## [OBJECTIVE]
Can you output the records below exactly as they are written?

## [RECORDED INFORMATION]
-*-*-

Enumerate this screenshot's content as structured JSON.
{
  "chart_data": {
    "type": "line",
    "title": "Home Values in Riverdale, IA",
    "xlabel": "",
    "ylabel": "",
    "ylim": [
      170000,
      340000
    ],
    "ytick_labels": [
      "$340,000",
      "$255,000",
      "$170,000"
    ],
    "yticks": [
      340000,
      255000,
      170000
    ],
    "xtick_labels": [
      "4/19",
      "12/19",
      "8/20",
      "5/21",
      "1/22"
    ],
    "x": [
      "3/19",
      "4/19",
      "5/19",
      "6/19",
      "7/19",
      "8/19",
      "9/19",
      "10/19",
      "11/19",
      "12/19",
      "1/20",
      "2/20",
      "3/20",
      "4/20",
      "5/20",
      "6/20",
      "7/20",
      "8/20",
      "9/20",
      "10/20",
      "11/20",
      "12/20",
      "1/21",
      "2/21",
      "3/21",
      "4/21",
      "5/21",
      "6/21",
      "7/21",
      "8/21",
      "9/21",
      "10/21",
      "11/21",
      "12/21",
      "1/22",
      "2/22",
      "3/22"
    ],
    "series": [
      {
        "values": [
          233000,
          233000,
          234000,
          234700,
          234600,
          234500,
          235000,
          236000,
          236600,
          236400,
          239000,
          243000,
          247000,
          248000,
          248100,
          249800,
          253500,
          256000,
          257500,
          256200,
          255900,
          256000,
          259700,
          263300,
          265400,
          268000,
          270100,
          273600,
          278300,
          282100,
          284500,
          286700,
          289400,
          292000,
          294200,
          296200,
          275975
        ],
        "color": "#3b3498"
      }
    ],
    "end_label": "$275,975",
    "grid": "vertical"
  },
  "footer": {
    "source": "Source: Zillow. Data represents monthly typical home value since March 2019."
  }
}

-*-*-

## [TASK ANSWER]
Enumerate this screenshot's content as structured JSON.
{
  "chart_data": {
    "type": "line",
    "title": "Home Values in Riverdale, IA",
    "xlabel": "",
    "ylabel": "",
    "ylim": [
      170000,
      340000
    ],
    "ytick_labels": [
      "$340,000",
      "$255,000",
      "$170,000"
    ],
    "yticks": [
      340000,
      255000,
      170000
    ],
    "xtick_labels": [
      "4/19",
      "12/19",
      "8/20",
      "5/21",
      "1/22"
    ],
    "x": [
      "3/19",
      "4/19",
      "5/19",
      "6/19",
      "7/19",
      "8/19",
      "9/19",
      "10/19",
      "11/19",
      "12/19",
      "1/20",
      "2/20",
      "3/20",
      "4/20",
      "5/20",
      "6/20",
      "7/20",
      "8/20",
      "9/20",
      "10/20",
      "11/20",
      "12/20",
      "1/21",
      "2/21",
      "3/21",
      "4/21",
      "5/21",
      "6/21",
      "7/21",
      "8/21",
      "9/21",
      "10/21",
      "11/21",
      "12/21",
      "1/22",
      "2/22",
      "3/22"
    ],
    "series": [
      {
        "values": [
          233000,
          233000,
          234000,
          234700,
          234600,
          234500,
          235000,
          236000,
          236600,
          236400,
          239000,
          243000,
          247000,
          248000,
          248100,
          249800,
          253500,
          256000,
          257500,
          256200,
          255900,
          256000,
          259700,
          263300,
          265400,
          268000,
          270100,
          273600,
          278300,
          282100,
          284500,
          286700,
          289400,
          292000,
          294200,
          296200,
          275975
        ],
        "color": "#3b3498"
      }
    ],
    "end_label": "$275,975",
    "grid": "vertical"
  },
  "footer": {
    "source": "Source: Zillow. Data represents monthly typical home value since March 2019."
  }
}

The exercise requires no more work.